Short task:
Extract every line of the material that holds the string "Wilson".

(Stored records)
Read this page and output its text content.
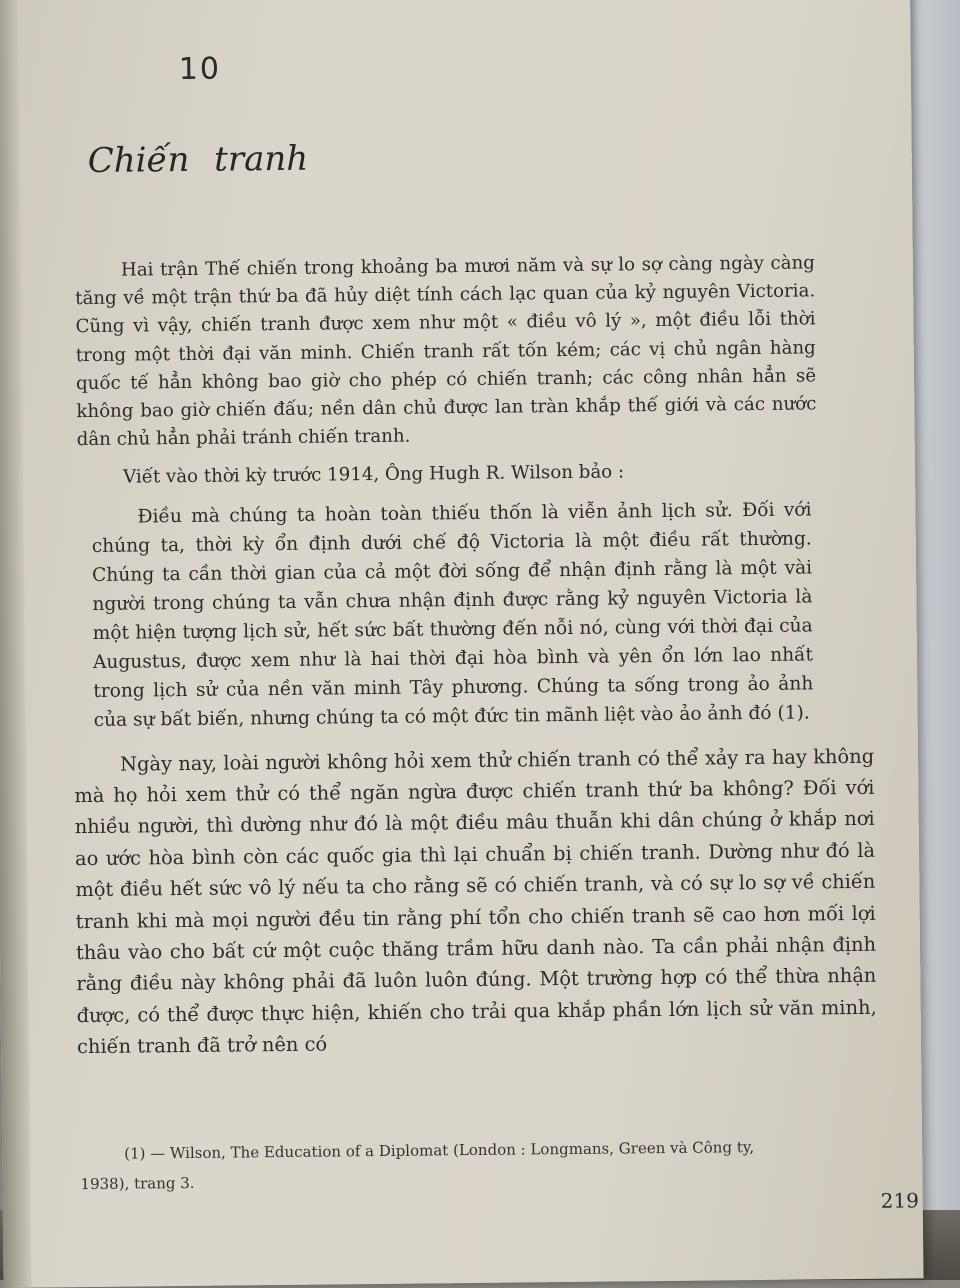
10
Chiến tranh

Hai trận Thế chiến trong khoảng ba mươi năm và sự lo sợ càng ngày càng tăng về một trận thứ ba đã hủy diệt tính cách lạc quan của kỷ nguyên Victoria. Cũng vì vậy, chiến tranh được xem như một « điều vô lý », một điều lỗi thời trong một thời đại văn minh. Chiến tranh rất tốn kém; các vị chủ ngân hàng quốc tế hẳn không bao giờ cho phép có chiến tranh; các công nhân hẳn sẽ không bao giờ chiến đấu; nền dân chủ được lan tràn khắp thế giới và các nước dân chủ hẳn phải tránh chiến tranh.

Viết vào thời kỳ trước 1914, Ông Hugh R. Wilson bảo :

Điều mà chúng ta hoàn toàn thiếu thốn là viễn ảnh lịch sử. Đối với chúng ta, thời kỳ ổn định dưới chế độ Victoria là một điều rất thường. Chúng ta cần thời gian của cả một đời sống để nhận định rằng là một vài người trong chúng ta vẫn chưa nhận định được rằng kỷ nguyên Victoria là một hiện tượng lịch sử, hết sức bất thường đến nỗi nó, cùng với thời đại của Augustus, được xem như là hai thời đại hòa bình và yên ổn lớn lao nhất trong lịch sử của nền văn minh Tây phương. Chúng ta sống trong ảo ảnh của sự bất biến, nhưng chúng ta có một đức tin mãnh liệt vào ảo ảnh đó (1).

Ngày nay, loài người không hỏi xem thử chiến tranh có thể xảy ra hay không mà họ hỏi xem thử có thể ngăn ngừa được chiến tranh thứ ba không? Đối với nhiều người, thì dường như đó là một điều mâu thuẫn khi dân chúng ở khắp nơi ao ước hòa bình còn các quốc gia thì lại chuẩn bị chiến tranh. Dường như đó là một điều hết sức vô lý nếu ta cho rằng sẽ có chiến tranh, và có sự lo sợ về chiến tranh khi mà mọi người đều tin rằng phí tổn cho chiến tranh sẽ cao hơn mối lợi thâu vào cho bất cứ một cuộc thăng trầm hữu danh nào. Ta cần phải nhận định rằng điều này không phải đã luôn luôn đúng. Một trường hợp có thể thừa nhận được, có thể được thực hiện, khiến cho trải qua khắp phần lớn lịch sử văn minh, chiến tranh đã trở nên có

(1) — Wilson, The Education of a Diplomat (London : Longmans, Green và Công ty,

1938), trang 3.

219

Response for this exercise:
Viết vào thời kỳ trước 1914, Ông Hugh R. Wilson bảo :
(1) — Wilson, The Education of a Diplomat (London : Longmans, Green và Công ty,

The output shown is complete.